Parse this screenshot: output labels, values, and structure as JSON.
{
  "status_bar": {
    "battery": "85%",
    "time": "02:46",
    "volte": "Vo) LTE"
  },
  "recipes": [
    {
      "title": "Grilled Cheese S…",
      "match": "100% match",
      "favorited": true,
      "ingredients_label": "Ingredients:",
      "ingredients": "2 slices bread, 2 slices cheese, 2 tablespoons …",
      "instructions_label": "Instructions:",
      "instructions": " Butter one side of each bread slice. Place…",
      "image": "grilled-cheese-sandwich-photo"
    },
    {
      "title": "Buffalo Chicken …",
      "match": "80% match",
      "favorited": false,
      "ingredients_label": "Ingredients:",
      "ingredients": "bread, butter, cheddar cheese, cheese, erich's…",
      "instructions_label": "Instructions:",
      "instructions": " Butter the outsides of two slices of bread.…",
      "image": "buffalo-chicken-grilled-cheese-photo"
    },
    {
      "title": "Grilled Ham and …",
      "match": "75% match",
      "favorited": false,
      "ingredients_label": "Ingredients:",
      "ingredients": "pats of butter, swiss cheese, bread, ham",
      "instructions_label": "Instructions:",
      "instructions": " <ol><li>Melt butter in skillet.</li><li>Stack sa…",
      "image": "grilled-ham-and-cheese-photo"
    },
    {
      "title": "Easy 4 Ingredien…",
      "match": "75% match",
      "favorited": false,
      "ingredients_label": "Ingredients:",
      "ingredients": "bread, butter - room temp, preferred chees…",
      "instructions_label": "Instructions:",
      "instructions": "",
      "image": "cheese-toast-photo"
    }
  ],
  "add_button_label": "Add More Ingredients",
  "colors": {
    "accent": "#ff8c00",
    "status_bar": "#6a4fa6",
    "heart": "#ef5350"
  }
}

→ **Directive**
Transcribe all entries exactly as they are given.

→ **Answer to this problem**
Parse this screenshot: output labels, values, and structure as JSON.
{
  "status_bar": {
    "battery": "85%",
    "time": "02:46",
    "volte": "Vo) LTE"
  },
  "recipes": [
    {
      "title": "Grilled Cheese S…",
      "match": "100% match",
      "favorited": true,
      "ingredients_label": "Ingredients:",
      "ingredients": "2 slices bread, 2 slices cheese, 2 tablespoons …",
      "instructions_label": "Instructions:",
      "instructions": " Butter one side of each bread slice. Place…",
      "image": "grilled-cheese-sandwich-photo"
    },
    {
      "title": "Buffalo Chicken …",
      "match": "80% match",
      "favorited": false,
      "ingredients_label": "Ingredients:",
      "ingredients": "bread, butter, cheddar cheese, cheese, erich's…",
      "instructions_label": "Instructions:",
      "instructions": " Butter the outsides of two slices of bread.…",
      "image": "buffalo-chicken-grilled-cheese-photo"
    },
    {
      "title": "Grilled Ham and …",
      "match": "75% match",
      "favorited": false,
      "ingredients_label": "Ingredients:",
      "ingredients": "pats of butter, swiss cheese, bread, ham",
      "instructions_label": "Instructions:",
      "instructions": " <ol><li>Melt butter in skillet.</li><li>Stack sa…",
      "image": "grilled-ham-and-cheese-photo"
    },
    {
      "title": "Easy 4 Ingredien…",
      "match": "75% match",
      "favorited": false,
      "ingredients_label": "Ingredients:",
      "ingredients": "bread, butter - room temp, preferred chees…",
      "instructions_label": "Instructions:",
      "instructions": "",
      "image": "cheese-toast-photo"
    }
  ],
  "add_button_label": "Add More Ingredients",
  "colors": {
    "accent": "#ff8c00",
    "status_bar": "#6a4fa6",
    "heart": "#ef5350"
  }
}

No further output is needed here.